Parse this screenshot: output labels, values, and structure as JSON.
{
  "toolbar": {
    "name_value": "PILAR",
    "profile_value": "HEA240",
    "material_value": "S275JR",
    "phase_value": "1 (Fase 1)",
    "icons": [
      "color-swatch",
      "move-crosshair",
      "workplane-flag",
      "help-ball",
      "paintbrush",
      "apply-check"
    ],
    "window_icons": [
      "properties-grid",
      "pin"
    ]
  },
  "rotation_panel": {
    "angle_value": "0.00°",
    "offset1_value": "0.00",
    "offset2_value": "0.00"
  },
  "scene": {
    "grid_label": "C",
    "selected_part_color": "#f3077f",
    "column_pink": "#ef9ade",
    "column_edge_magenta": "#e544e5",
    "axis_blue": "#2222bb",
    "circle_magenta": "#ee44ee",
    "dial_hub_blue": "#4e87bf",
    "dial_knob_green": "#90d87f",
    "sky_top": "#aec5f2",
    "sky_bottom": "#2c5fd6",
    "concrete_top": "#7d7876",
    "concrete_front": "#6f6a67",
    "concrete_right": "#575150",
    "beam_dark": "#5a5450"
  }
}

> The request
Every entry needs to be retyped exactly.

> The completed task
Parse this screenshot: output labels, values, and structure as JSON.
{
  "toolbar": {
    "name_value": "PILAR",
    "profile_value": "HEA240",
    "material_value": "S275JR",
    "phase_value": "1 (Fase 1)",
    "icons": [
      "color-swatch",
      "move-crosshair",
      "workplane-flag",
      "help-ball",
      "paintbrush",
      "apply-check"
    ],
    "window_icons": [
      "properties-grid",
      "pin"
    ]
  },
  "rotation_panel": {
    "angle_value": "0.00°",
    "offset1_value": "0.00",
    "offset2_value": "0.00"
  },
  "scene": {
    "grid_label": "C",
    "selected_part_color": "#f3077f",
    "column_pink": "#ef9ade",
    "column_edge_magenta": "#e544e5",
    "axis_blue": "#2222bb",
    "circle_magenta": "#ee44ee",
    "dial_hub_blue": "#4e87bf",
    "dial_knob_green": "#90d87f",
    "sky_top": "#aec5f2",
    "sky_bottom": "#2c5fd6",
    "concrete_top": "#7d7876",
    "concrete_front": "#6f6a67",
    "concrete_right": "#575150",
    "beam_dark": "#5a5450"
  }
}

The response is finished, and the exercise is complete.